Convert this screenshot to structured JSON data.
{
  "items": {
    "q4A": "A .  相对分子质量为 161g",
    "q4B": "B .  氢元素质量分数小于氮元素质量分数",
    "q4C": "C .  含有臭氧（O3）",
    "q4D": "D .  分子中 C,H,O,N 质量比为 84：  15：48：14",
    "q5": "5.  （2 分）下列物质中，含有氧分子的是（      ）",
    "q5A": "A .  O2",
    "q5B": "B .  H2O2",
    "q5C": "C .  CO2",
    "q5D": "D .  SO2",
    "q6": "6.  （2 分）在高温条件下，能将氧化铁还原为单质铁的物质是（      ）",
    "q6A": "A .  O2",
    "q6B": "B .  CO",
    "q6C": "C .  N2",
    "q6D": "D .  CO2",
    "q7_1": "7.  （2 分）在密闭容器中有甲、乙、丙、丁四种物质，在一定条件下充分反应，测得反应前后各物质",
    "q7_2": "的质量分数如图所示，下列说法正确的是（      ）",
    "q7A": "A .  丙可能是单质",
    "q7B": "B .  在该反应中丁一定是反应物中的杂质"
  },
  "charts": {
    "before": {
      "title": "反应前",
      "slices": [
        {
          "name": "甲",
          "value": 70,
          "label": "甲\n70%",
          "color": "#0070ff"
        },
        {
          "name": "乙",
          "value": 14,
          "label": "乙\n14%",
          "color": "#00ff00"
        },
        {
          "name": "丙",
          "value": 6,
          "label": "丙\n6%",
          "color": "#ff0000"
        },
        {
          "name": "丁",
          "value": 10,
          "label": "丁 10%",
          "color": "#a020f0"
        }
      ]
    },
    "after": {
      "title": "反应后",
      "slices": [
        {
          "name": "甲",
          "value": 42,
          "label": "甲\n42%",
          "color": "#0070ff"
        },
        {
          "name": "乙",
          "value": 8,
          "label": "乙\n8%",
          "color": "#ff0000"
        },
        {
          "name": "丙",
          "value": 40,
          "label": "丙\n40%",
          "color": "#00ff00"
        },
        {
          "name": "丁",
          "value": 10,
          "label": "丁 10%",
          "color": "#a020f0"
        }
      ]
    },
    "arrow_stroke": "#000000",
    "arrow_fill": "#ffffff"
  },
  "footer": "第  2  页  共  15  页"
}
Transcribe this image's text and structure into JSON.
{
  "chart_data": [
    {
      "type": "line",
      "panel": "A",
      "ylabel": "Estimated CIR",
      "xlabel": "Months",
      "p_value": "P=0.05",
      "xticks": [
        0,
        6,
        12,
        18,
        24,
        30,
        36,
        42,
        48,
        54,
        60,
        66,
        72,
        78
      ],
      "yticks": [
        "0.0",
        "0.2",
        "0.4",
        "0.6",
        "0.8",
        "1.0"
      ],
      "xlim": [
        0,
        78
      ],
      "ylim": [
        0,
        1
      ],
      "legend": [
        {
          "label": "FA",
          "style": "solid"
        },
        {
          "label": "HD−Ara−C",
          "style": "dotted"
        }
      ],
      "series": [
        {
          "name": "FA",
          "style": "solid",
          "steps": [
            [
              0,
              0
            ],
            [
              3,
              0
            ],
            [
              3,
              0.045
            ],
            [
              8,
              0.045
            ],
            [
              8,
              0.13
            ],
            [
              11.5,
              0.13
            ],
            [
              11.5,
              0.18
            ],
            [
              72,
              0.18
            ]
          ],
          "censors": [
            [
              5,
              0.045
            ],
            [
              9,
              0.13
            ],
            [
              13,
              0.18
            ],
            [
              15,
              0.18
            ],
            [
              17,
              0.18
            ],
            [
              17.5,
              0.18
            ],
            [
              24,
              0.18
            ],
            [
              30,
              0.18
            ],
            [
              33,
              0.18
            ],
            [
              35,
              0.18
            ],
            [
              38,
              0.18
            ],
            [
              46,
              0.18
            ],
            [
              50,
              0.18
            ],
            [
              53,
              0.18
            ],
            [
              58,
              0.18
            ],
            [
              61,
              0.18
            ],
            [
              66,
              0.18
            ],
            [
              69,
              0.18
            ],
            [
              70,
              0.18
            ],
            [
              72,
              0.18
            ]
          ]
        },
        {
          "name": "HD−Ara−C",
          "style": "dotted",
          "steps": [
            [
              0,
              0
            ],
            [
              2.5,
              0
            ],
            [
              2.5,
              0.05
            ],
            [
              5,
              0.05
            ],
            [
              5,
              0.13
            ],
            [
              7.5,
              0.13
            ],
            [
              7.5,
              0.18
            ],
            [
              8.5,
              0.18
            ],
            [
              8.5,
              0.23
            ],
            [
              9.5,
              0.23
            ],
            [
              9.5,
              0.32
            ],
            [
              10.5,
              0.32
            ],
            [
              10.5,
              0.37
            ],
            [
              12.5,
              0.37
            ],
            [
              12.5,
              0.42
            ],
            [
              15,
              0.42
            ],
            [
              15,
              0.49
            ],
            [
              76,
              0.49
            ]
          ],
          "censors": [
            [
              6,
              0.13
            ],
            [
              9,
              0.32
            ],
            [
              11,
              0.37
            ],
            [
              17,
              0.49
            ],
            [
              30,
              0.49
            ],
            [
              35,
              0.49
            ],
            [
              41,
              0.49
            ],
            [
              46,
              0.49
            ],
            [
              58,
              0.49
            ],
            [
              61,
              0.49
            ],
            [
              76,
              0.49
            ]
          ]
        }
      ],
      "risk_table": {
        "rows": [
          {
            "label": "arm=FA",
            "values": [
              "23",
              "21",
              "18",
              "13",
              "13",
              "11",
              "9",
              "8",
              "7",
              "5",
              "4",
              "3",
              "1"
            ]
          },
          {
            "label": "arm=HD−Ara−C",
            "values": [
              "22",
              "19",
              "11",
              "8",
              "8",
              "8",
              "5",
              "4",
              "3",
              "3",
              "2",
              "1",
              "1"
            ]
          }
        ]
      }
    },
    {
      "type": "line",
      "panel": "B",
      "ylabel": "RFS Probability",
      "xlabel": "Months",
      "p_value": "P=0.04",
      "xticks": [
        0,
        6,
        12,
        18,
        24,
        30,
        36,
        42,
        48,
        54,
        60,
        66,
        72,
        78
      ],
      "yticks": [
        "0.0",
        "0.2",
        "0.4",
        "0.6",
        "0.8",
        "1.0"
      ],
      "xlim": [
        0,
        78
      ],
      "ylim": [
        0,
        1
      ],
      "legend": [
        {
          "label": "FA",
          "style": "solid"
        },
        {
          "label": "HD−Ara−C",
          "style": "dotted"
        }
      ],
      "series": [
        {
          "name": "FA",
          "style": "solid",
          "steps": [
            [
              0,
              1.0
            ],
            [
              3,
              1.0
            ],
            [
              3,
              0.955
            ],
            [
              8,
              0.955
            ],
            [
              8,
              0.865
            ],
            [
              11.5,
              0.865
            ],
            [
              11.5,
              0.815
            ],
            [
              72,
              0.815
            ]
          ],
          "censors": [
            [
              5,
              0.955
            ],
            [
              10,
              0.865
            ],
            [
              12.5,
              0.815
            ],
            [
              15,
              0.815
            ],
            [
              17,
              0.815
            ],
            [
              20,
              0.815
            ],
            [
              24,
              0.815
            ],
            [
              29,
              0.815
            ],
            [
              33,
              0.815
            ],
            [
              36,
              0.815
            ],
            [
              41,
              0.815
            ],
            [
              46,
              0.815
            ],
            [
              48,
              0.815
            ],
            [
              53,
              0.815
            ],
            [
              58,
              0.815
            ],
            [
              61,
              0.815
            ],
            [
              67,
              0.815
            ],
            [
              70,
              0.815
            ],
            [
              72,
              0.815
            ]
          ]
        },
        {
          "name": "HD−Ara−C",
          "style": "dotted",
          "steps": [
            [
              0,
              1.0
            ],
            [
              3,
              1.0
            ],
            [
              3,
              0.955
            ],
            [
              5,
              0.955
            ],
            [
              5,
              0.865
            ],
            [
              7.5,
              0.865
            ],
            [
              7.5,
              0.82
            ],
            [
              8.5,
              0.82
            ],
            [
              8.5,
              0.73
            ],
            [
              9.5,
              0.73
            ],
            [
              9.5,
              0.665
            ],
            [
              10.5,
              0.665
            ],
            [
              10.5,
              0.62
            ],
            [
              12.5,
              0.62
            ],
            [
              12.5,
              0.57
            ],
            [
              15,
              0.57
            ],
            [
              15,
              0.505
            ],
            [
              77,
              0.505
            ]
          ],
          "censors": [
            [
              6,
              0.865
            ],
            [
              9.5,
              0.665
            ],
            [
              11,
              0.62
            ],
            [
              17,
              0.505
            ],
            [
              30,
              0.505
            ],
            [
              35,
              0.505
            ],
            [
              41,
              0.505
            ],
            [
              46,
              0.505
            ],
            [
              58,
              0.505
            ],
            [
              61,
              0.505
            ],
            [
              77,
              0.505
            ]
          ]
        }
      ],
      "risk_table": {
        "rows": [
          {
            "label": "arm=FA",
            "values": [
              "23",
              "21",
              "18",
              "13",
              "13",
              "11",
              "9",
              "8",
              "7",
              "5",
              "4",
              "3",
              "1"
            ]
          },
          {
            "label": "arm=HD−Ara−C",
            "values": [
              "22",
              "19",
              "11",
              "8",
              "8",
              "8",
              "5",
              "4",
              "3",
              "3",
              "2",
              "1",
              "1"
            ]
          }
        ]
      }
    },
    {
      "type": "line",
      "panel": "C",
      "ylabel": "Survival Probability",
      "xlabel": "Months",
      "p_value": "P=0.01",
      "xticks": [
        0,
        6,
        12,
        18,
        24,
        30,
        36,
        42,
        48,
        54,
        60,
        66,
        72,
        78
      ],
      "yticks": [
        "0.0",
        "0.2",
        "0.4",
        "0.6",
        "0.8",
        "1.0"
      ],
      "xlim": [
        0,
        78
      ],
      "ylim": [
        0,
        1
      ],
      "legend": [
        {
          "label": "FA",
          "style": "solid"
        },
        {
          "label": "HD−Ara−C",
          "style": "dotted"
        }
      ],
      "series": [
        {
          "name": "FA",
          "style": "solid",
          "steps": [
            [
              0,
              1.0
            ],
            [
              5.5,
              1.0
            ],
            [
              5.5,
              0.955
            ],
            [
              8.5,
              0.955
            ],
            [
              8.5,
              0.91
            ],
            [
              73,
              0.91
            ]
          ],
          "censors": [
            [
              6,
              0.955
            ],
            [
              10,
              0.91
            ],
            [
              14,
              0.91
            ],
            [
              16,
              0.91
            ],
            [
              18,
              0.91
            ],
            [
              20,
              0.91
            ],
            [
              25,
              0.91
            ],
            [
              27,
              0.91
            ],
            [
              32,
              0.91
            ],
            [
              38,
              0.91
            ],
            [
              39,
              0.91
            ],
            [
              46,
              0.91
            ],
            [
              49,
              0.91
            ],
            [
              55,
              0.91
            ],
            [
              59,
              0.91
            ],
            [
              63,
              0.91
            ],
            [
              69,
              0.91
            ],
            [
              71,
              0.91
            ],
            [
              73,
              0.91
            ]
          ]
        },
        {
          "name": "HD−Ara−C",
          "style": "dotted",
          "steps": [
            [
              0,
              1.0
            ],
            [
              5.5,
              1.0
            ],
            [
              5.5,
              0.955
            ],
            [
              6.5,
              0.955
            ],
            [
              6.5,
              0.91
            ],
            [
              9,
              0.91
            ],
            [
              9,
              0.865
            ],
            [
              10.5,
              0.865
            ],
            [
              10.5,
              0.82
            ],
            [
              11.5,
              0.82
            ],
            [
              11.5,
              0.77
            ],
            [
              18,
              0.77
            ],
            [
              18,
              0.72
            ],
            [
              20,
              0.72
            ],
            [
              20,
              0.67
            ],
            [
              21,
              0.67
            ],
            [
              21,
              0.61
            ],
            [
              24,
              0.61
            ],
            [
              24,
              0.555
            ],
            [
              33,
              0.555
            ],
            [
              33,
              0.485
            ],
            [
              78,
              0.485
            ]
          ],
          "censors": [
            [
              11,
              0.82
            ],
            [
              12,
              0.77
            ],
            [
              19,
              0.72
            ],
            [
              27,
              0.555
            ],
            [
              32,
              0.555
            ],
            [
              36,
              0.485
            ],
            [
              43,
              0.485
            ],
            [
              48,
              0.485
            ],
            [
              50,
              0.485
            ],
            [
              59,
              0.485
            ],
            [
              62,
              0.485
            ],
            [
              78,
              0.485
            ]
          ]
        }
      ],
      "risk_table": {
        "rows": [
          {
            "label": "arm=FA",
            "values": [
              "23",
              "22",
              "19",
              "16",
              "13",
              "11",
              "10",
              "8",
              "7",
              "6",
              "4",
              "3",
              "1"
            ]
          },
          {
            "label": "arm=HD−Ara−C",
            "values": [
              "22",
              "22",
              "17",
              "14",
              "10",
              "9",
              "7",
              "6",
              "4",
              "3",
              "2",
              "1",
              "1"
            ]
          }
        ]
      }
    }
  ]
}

====================

WHAT YOU SHOULD DO: Each line in the data that holds the string "ylabel" should be found and copied.

FINAL ANSWER:
      "ylabel": "Estimated CIR",
      "ylabel": "RFS Probability",
      "ylabel": "Survival Probability",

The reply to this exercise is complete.